AIM:
Return only the line that contains "Read out every word on this page." and each line after it, through the last line of the data below, copied exactly.

RECORD EXTRACTS:

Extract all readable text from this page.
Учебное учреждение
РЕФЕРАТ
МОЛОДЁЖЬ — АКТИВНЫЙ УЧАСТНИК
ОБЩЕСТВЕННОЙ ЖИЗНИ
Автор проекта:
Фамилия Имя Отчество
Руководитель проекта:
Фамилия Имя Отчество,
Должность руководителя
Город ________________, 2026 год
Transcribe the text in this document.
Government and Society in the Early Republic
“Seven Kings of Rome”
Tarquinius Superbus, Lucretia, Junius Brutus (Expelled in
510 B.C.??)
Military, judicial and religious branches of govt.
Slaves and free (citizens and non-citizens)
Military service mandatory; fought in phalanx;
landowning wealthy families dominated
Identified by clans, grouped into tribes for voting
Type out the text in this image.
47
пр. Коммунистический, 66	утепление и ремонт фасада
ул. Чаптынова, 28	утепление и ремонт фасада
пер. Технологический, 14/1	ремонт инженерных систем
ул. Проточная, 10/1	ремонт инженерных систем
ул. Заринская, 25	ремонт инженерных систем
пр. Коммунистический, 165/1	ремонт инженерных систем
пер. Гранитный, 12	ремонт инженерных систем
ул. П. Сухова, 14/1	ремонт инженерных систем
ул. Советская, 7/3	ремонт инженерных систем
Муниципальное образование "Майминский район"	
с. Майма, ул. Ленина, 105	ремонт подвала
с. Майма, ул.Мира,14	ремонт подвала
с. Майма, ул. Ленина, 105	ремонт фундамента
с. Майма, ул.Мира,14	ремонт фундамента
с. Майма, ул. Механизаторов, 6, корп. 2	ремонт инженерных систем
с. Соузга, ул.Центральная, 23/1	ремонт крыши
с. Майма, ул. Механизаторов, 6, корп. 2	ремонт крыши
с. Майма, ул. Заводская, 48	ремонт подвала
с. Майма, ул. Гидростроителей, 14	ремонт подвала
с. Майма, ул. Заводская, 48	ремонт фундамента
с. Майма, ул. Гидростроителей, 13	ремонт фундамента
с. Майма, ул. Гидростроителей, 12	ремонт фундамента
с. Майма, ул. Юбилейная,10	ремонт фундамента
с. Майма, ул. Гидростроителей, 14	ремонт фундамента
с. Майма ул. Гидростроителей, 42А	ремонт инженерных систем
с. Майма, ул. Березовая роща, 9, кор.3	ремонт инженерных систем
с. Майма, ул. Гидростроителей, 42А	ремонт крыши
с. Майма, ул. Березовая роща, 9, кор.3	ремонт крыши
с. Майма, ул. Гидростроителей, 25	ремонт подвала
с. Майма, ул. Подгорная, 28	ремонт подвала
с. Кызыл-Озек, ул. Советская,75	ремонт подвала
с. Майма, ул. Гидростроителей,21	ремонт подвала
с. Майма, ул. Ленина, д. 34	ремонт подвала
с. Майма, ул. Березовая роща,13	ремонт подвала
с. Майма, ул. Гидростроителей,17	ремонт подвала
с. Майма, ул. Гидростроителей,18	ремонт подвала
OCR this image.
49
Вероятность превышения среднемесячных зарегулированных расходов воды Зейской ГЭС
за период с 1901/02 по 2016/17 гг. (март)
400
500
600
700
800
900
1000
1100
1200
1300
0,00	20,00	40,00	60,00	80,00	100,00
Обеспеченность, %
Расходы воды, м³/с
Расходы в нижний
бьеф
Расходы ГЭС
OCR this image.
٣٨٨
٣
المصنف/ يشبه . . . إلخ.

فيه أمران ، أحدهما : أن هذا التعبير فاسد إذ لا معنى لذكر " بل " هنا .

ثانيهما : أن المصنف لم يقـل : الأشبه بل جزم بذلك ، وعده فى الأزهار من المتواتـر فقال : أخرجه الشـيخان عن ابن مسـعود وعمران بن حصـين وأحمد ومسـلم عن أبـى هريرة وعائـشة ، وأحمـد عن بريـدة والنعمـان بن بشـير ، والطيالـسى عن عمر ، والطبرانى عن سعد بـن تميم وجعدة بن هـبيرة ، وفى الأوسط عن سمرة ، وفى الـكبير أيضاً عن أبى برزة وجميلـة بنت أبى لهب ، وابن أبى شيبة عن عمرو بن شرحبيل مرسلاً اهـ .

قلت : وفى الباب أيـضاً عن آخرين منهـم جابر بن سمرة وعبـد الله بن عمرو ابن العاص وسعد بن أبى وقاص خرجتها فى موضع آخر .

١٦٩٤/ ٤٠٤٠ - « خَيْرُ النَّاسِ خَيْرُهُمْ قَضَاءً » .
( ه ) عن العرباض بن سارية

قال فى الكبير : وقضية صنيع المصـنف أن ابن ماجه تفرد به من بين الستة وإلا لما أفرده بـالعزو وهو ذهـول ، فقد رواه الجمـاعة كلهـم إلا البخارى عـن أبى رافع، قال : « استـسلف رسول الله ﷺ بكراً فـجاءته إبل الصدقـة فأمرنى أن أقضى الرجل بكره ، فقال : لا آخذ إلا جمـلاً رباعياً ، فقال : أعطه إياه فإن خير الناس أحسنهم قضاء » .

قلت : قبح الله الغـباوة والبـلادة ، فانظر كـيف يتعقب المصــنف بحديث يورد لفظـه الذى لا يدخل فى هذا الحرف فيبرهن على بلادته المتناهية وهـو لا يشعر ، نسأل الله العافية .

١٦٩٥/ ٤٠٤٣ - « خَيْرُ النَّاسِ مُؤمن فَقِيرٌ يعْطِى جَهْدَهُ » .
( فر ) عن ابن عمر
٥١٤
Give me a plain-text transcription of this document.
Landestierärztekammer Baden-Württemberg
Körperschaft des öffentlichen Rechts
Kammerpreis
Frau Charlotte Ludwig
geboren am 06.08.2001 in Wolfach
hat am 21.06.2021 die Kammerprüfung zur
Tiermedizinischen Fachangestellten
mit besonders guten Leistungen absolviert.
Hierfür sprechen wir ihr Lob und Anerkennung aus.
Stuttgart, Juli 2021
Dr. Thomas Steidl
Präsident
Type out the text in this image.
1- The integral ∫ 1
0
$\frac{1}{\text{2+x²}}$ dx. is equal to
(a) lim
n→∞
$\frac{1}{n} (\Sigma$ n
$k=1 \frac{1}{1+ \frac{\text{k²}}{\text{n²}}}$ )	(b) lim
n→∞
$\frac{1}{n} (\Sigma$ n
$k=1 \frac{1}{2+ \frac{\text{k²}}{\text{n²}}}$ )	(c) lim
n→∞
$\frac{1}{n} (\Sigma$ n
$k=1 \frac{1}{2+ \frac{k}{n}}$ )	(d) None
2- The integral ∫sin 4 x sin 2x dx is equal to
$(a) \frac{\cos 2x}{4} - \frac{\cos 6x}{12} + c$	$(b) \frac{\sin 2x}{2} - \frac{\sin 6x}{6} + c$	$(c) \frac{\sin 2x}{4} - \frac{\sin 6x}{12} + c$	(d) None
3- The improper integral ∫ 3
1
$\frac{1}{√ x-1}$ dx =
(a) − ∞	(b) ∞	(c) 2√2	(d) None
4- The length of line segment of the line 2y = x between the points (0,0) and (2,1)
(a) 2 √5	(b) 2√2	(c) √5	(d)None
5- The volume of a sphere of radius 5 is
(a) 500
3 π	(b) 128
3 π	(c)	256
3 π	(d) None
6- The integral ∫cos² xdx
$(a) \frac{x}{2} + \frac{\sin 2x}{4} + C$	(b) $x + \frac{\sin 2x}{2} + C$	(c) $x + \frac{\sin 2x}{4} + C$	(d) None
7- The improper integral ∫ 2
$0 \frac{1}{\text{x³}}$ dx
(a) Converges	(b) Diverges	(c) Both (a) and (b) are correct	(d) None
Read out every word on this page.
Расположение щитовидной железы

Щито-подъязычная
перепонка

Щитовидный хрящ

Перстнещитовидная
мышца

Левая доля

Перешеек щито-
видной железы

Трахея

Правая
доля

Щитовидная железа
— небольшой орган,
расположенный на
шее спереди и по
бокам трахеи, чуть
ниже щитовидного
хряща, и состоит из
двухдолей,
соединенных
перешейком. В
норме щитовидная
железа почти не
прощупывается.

PROBLEM SOLUTION:
Read out every word on this page.
Расположение щитовидной железы

Щито-подъязычная
перепонка

Щитовидный хрящ

Перстнещитовидная
мышца

Левая доля

Перешеек щито-
видной железы

Трахея

Правая
доля

Щитовидная железа
— небольшой орган,
расположенный на
шее спереди и по
бокам трахеи, чуть
ниже щитовидного
хряща, и состоит из
двухдолей,
соединенных
перешейком. В
норме щитовидная
железа почти не
прощупывается.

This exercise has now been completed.